▶ **Task details**: Look for "Архивировать" in each line of the entries, and return the matching lines.

## Begin Dataset

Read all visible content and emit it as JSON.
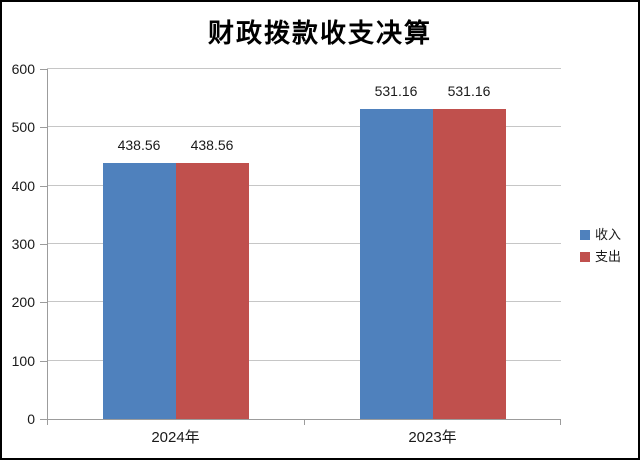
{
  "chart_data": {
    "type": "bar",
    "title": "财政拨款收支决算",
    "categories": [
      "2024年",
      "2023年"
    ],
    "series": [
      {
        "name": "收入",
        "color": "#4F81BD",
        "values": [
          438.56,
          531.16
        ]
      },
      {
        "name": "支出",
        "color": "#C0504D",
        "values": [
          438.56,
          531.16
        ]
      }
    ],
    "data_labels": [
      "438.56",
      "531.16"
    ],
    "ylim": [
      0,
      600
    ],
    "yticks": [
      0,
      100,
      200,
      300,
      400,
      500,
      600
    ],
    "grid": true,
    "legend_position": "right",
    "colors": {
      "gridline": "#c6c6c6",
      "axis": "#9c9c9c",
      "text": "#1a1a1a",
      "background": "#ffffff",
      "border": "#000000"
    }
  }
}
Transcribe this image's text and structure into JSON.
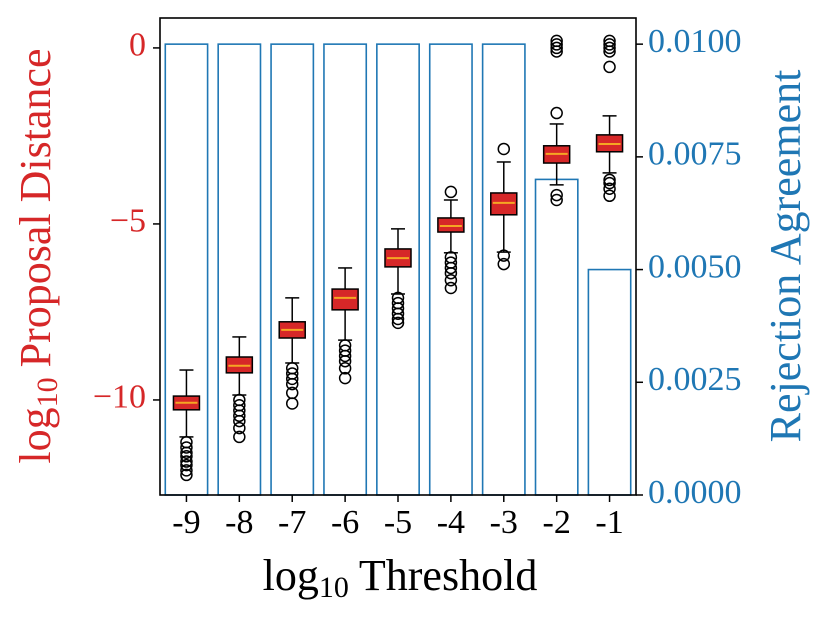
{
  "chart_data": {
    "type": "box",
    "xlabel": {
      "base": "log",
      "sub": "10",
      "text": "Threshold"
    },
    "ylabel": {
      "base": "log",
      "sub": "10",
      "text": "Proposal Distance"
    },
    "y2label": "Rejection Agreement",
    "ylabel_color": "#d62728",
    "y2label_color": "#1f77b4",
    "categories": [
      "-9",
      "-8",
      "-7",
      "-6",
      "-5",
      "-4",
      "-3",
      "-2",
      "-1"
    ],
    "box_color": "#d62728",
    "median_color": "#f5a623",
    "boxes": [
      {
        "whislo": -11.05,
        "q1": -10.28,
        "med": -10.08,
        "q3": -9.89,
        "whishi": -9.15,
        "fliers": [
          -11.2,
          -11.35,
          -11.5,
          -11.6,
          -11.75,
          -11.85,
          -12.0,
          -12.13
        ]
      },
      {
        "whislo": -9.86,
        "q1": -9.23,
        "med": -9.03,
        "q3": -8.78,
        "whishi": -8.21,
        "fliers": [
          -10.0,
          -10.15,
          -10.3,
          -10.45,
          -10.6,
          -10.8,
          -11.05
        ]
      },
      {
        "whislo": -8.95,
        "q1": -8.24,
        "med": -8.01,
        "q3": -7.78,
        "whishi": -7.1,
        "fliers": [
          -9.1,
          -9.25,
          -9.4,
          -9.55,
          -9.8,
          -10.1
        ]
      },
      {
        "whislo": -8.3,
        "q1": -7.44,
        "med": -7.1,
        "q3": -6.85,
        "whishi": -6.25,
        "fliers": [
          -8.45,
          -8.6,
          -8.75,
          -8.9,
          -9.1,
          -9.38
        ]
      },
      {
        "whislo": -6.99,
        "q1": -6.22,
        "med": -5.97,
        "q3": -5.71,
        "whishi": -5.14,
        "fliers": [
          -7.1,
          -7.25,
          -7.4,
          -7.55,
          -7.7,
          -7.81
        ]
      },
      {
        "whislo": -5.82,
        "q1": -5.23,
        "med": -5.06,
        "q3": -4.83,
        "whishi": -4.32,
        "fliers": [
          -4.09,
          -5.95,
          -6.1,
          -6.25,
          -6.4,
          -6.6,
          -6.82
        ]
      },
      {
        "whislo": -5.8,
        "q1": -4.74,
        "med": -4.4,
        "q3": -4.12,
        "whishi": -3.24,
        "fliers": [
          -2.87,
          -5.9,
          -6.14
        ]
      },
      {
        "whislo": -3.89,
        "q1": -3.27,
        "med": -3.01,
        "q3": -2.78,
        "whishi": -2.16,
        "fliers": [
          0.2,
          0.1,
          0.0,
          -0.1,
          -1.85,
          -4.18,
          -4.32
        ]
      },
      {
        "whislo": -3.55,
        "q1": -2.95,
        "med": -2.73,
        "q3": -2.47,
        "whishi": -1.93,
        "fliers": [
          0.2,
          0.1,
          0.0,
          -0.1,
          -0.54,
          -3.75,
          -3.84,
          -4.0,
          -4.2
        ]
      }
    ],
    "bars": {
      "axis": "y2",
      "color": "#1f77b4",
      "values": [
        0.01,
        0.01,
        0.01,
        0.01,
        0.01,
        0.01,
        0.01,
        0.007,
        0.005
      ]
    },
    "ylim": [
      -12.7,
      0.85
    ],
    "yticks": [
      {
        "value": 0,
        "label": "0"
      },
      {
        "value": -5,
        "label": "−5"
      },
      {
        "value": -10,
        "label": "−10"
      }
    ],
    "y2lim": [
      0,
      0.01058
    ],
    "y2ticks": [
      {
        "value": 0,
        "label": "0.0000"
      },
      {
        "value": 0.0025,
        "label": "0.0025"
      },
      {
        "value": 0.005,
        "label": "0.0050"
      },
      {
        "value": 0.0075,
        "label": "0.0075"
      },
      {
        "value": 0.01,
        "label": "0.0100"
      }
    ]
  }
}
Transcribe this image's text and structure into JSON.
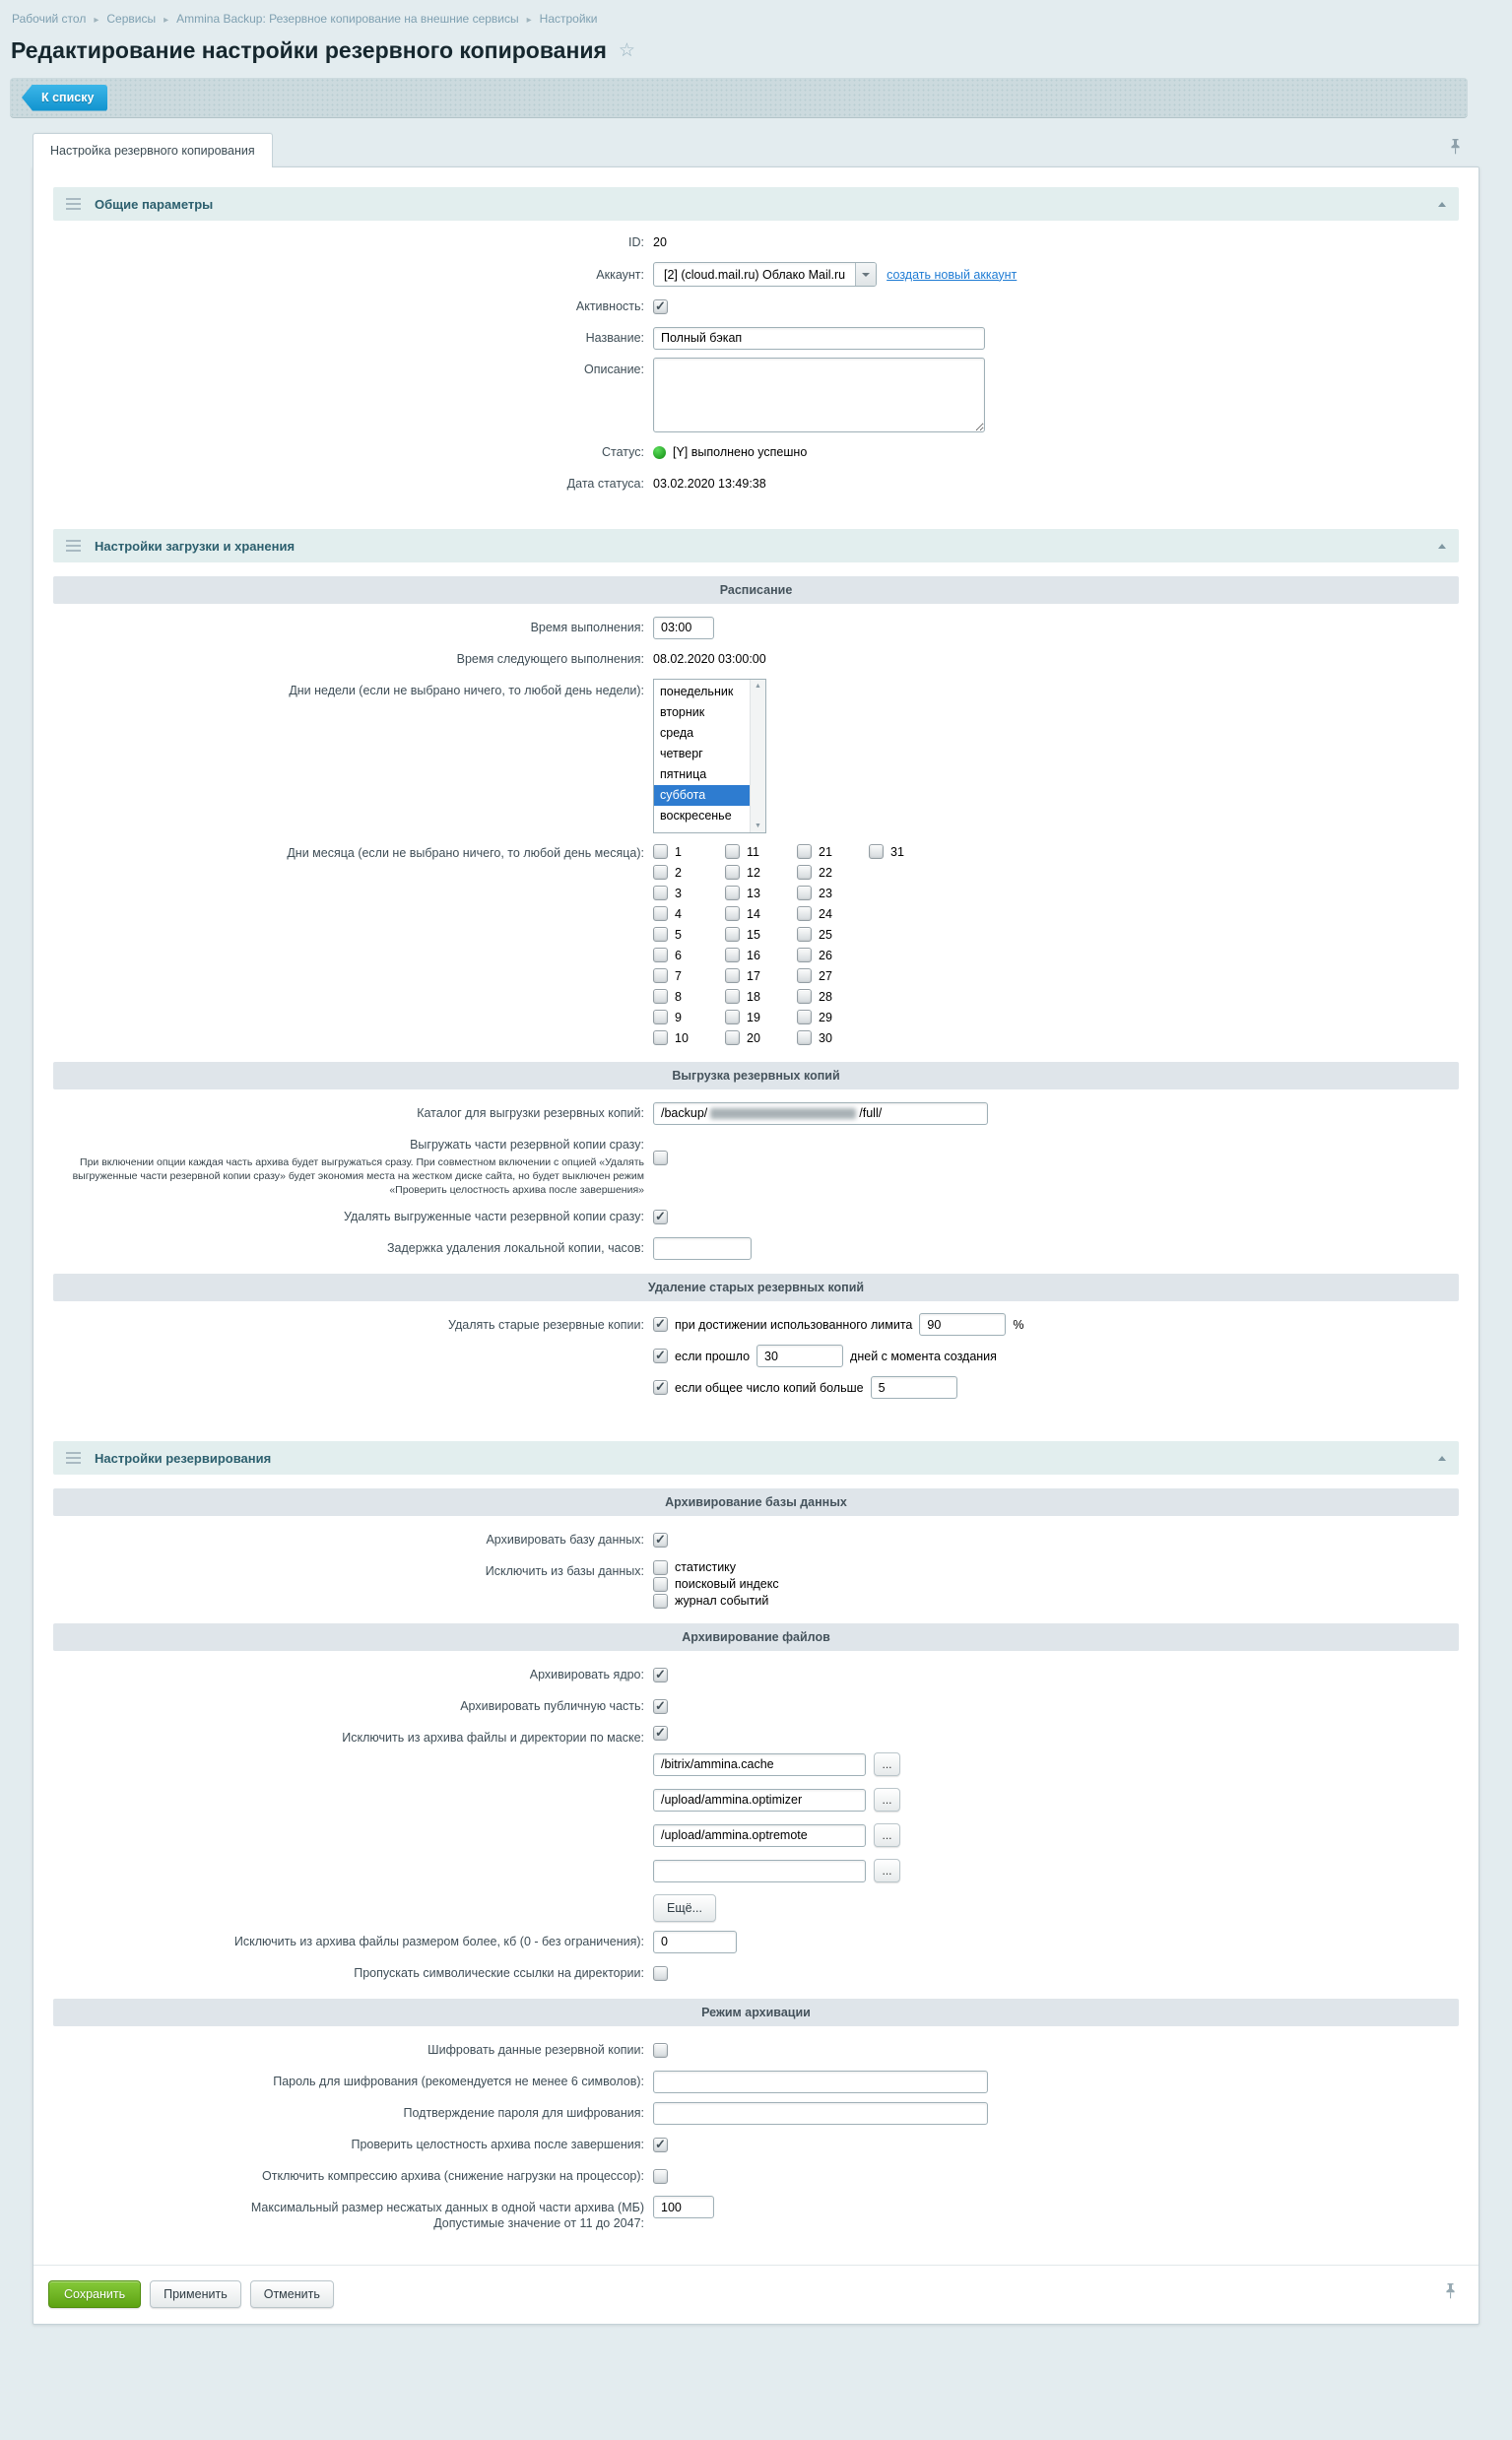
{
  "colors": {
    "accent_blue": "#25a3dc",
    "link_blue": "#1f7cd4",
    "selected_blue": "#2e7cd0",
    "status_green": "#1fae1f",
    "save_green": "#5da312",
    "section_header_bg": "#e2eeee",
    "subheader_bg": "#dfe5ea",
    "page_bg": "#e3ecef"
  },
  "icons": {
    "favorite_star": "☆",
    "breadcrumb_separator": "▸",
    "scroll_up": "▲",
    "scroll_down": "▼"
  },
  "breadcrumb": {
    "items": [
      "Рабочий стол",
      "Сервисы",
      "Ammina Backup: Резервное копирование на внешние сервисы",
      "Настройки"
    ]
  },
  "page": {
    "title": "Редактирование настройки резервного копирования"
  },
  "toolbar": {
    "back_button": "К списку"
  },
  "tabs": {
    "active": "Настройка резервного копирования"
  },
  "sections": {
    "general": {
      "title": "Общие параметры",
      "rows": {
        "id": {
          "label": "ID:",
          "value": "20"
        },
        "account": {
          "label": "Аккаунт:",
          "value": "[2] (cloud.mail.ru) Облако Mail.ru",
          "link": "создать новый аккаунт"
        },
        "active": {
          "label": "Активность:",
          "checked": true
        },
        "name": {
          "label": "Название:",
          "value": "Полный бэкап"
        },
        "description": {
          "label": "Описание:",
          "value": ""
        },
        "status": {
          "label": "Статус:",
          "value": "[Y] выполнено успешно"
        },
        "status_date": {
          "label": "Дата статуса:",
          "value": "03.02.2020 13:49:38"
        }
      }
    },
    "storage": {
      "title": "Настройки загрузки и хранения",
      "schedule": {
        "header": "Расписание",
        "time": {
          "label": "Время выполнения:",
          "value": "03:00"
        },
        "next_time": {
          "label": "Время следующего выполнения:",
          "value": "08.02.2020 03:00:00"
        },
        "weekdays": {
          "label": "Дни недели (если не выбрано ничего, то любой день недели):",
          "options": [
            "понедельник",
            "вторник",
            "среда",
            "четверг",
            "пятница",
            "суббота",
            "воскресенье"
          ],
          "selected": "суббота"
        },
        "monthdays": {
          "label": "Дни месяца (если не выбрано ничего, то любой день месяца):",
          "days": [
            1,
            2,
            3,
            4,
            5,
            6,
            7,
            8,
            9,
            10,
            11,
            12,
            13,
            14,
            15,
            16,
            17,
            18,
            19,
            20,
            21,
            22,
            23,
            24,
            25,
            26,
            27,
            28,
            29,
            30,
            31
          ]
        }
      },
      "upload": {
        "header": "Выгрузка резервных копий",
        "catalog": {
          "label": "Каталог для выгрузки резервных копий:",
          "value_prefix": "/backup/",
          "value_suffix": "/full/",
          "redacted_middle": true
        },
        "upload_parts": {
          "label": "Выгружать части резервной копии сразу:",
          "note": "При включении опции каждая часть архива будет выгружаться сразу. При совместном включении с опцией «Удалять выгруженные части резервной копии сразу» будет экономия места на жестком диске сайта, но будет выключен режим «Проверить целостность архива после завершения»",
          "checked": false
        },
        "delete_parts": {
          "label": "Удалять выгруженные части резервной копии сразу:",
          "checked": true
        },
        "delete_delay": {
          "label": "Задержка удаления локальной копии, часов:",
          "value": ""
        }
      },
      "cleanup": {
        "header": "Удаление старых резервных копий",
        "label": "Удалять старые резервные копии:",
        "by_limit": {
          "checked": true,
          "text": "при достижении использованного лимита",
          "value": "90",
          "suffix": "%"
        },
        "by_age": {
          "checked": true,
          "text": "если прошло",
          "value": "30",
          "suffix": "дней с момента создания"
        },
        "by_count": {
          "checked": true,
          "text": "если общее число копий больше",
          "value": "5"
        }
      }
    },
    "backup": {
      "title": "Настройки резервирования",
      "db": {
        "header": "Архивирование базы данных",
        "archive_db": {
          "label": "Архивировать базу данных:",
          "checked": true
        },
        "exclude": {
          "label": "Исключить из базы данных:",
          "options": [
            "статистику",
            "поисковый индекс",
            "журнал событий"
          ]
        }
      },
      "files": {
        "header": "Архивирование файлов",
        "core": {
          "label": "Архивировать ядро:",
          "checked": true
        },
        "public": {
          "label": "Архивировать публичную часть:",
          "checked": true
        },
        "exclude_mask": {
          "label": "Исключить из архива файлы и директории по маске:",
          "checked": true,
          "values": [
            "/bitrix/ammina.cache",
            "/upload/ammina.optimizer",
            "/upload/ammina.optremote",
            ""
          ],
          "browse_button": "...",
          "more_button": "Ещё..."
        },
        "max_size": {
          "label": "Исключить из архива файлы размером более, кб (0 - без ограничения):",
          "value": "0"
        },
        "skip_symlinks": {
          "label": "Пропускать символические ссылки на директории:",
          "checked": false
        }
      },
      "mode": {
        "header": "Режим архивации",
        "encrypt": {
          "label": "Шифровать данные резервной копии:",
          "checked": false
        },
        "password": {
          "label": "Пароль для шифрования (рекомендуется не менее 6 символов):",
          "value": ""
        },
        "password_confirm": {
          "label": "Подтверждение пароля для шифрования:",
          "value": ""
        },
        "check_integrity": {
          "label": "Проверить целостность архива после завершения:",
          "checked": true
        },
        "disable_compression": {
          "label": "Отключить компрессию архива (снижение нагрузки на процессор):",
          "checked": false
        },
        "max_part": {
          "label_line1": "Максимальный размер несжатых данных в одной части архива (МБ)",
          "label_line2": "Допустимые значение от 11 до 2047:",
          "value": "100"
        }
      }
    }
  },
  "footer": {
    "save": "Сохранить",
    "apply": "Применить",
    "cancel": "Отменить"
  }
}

## End Dataset

▶ **Answer to the exercise**:
          "label": "Архивировать базу данных:",
          "label": "Архивировать ядро:",
          "label": "Архивировать публичную часть:",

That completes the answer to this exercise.